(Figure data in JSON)
------------------------------------

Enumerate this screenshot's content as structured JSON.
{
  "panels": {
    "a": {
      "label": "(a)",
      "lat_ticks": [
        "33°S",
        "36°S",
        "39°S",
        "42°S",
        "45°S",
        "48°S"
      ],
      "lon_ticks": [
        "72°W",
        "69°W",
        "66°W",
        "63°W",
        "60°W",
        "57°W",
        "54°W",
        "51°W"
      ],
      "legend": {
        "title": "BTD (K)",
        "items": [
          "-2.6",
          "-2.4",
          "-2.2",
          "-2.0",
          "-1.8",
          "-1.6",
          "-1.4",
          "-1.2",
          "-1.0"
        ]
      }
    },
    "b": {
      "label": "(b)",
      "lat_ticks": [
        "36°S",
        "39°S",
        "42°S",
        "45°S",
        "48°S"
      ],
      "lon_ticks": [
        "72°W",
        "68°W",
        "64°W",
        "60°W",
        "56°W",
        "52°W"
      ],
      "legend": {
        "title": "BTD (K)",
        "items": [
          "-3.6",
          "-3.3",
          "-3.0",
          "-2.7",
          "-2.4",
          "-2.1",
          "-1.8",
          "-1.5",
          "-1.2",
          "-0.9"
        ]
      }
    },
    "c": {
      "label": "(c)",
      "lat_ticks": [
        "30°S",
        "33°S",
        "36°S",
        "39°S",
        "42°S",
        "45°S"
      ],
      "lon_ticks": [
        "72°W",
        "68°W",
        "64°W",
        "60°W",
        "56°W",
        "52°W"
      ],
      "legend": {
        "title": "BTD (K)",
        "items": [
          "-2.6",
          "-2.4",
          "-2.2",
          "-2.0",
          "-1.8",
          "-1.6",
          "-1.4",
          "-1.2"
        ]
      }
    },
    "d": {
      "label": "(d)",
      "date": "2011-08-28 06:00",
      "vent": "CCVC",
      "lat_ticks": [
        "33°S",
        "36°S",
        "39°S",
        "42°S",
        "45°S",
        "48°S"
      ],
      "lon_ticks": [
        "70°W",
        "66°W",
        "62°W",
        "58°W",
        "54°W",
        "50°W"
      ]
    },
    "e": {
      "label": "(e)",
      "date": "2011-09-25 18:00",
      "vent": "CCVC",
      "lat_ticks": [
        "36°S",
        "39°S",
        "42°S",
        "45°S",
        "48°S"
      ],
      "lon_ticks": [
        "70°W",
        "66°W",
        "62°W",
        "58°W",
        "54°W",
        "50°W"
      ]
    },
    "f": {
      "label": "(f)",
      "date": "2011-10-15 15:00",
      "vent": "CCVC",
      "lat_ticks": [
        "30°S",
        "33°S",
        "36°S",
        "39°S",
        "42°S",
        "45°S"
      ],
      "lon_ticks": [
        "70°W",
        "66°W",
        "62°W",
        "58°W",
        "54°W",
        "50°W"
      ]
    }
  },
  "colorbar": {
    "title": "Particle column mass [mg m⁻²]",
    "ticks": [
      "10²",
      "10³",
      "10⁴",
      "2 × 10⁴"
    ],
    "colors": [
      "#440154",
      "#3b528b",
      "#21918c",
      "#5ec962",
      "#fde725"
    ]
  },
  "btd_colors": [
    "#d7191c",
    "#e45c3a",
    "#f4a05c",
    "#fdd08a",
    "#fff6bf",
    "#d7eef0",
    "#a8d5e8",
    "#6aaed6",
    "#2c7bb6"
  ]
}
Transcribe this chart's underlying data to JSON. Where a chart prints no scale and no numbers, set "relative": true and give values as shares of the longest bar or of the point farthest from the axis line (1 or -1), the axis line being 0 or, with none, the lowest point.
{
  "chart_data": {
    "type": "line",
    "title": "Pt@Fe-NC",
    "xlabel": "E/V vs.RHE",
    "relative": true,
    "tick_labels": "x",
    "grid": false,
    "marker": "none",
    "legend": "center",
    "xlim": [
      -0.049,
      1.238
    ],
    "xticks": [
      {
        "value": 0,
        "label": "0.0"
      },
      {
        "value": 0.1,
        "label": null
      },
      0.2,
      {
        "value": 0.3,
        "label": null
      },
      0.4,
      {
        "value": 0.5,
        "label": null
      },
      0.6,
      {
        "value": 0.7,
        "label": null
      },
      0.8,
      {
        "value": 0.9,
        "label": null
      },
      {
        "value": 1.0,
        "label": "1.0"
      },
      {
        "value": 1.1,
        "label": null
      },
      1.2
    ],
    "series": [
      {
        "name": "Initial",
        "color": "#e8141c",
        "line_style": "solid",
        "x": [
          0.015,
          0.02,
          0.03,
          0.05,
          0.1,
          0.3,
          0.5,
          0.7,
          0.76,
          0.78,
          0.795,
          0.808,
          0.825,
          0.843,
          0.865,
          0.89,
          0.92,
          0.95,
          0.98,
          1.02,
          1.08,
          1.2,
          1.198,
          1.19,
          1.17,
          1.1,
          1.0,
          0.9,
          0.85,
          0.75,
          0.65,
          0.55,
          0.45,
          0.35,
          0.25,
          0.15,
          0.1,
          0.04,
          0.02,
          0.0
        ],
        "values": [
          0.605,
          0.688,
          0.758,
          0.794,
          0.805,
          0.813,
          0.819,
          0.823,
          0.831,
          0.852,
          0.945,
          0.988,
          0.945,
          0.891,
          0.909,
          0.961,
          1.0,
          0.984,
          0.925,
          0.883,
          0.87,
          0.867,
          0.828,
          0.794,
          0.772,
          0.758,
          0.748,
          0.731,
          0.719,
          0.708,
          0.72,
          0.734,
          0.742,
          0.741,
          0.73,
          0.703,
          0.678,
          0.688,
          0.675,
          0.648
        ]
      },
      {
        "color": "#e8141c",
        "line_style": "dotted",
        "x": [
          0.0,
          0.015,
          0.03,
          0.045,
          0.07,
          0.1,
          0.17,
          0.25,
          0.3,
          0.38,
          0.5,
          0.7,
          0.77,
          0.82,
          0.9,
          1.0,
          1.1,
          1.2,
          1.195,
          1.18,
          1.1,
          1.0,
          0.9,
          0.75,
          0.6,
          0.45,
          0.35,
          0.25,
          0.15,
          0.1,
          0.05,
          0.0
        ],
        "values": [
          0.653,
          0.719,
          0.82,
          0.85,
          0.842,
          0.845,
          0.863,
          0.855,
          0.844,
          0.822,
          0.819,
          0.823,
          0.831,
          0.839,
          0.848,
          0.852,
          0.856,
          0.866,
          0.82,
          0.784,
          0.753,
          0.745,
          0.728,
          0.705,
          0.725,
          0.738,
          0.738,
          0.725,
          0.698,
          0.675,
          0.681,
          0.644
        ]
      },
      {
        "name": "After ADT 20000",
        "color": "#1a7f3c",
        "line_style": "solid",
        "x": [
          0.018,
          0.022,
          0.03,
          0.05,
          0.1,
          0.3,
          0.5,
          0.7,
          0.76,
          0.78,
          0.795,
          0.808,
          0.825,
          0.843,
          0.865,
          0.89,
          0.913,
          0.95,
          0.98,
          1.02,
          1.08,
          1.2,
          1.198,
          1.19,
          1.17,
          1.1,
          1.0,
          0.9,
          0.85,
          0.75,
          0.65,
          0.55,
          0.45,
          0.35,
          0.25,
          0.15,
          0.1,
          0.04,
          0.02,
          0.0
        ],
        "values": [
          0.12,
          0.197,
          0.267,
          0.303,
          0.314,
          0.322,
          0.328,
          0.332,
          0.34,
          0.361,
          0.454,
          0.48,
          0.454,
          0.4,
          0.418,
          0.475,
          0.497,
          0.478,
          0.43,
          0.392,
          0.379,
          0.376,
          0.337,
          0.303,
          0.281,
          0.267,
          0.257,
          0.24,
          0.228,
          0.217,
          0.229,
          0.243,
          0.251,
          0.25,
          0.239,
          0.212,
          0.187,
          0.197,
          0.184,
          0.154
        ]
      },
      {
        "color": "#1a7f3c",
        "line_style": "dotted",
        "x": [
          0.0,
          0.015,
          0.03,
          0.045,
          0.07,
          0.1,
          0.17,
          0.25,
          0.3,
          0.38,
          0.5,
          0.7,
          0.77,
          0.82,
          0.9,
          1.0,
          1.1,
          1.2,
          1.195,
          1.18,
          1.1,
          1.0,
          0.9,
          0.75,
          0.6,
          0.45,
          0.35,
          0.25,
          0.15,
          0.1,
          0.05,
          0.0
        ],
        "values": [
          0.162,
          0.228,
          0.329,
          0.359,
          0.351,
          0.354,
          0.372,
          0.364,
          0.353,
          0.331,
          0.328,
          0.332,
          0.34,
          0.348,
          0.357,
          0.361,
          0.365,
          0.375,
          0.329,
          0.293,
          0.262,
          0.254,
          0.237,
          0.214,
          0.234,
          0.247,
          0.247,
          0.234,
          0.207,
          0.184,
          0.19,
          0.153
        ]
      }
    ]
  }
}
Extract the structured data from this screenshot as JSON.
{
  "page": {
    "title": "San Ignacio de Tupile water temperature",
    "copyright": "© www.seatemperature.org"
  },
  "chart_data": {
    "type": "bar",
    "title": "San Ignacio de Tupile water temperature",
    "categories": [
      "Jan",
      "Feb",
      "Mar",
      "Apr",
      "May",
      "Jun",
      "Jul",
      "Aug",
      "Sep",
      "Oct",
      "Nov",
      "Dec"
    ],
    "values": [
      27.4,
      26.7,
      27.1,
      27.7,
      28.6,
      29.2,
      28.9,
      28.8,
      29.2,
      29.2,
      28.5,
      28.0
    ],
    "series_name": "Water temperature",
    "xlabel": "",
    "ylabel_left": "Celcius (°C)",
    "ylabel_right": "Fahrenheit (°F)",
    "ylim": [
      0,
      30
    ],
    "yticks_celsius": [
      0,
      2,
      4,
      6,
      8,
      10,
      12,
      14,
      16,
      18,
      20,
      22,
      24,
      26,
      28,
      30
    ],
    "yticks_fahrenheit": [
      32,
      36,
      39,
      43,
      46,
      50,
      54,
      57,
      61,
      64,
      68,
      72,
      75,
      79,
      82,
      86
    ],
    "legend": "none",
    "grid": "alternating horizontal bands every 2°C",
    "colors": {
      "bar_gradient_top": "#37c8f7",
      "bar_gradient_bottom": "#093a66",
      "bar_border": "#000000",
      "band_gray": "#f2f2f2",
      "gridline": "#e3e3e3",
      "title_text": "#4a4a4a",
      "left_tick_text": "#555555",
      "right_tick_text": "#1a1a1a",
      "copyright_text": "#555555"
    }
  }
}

------------------------------------

● **Set task**: Retype only the lines running from the line with "Extract the structured" to the end of the listing, including both of those lines.

● **Response to the exercise**:
Extract the structured data from this screenshot as JSON.
{
  "page": {
    "title": "San Ignacio de Tupile water temperature",
    "copyright": "© www.seatemperature.org"
  },
  "chart_data": {
    "type": "bar",
    "title": "San Ignacio de Tupile water temperature",
    "categories": [
      "Jan",
      "Feb",
      "Mar",
      "Apr",
      "May",
      "Jun",
      "Jul",
      "Aug",
      "Sep",
      "Oct",
      "Nov",
      "Dec"
    ],
    "values": [
      27.4,
      26.7,
      27.1,
      27.7,
      28.6,
      29.2,
      28.9,
      28.8,
      29.2,
      29.2,
      28.5,
      28.0
    ],
    "series_name": "Water temperature",
    "xlabel": "",
    "ylabel_left": "Celcius (°C)",
    "ylabel_right": "Fahrenheit (°F)",
    "ylim": [
      0,
      30
    ],
    "yticks_celsius": [
      0,
      2,
      4,
      6,
      8,
      10,
      12,
      14,
      16,
      18,
      20,
      22,
      24,
      26,
      28,
      30
    ],
    "yticks_fahrenheit": [
      32,
      36,
      39,
      43,
      46,
      50,
      54,
      57,
      61,
      64,
      68,
      72,
      75,
      79,
      82,
      86
    ],
    "legend": "none",
    "grid": "alternating horizontal bands every 2°C",
    "colors": {
      "bar_gradient_top": "#37c8f7",
      "bar_gradient_bottom": "#093a66",
      "bar_border": "#000000",
      "band_gray": "#f2f2f2",
      "gridline": "#e3e3e3",
      "title_text": "#4a4a4a",
      "left_tick_text": "#555555",
      "right_tick_text": "#1a1a1a",
      "copyright_text": "#555555"
    }
  }
}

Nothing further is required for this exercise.